:: Testo fornito

NON È ANCORA TROPPO TARDI

di Antonio Cianciullo

Viviamo nella società fossile, siamo entrati nel secolo caldo. 
Con le conseguenze che conosciamo e temiamo. 
La riconversione green non sarà semplice, ma cambiare passo 
è  possibile. Ed è anche conveniente. 
Per Antonio Cianciullo (autore di Un pianeta ad aria condizionata. Chi paga il conto del global warming?) occorre reagire. E agire

Siamo entrati nel secolo caldo. Il collasso dei ghiacciai, l’intensificarsi degli uragani, l’alternarsi drammatico di siccità e alluvioni ce lo ricordano ogni giorno. E l’aumento della temperatura, a una velocità mai sperimentata nella storia, sta già alterando il nostro immaginario, la vita quotidiana, le migrazioni, il concetto di sicurezza. Si sta delineando un pianeta in cui chi può si arrocca in fortini difesi dall’aria condizionata e dalla vigilanza armata; in cui le Nazioni Unite denunciano il rischio di un apartheid climatico; in cui un pugno di super ricchi ha in mano un potere economico equivalente a quello della metà più povera dell’umanità. L’aria non è più gratis: invece di difendere il cielo di tutti, per difenderci dall’inquinamento e dalla crescita dell’effetto serra creiamo bolle di comfort a misura di portafoglio, un’atmosfera personalizzata pronta a seguirci in macchina, al bar, in palestra, negli stadi. Una sorta di tuta gassosa virtuale per un pianeta sempre meno vivibile.

::::

- Cosa farai -
• 1. Elenca i luoghi in cui, secondo il testo fornito, l'atmosfera personalizzata è pronta a seguirci.
• 2. Stabilisci se ciascuna affermazione concorda con il testo fornito. Rispondi sì o no e cita le parole del testo che lo decidono.
(a) La riconversione green sarà semplice.
(b) L'aumento della temperatura avviene a una velocità mai sperimentata nella storia.
(c) Le Nazioni Unite denunciano il rischio di un apartheid climatico.

:: Dati di partenza

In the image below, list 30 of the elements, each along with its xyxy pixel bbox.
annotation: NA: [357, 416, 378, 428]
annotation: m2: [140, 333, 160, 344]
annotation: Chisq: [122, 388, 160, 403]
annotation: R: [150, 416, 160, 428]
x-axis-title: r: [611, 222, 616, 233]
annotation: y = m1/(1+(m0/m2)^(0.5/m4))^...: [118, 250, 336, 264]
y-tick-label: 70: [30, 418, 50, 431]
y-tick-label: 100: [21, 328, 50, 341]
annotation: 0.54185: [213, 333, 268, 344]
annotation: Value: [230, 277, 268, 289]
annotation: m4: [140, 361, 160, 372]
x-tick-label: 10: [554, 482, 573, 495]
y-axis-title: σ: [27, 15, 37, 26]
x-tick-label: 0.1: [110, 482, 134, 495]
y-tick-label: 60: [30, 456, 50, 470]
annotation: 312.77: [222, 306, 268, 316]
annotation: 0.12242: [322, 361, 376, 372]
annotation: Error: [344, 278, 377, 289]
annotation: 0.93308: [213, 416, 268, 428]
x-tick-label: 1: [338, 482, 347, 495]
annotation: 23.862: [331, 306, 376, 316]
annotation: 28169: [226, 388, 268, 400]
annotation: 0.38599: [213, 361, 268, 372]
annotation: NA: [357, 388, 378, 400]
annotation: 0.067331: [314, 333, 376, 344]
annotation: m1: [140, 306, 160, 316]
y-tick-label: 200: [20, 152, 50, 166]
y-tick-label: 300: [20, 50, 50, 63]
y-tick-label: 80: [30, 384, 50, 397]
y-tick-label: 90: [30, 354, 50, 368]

::::

- Elenco soluzioni -
• 1. In macchina, al bar, in palestra, negli stadi.

• 2.
(a) No: «La riconversione green non sarà semplice».
(b) Sì: «a una velocità mai sperimentata nella storia».
(c) Sì: «le Nazioni Unite denunciano il rischio di un apartheid climatico».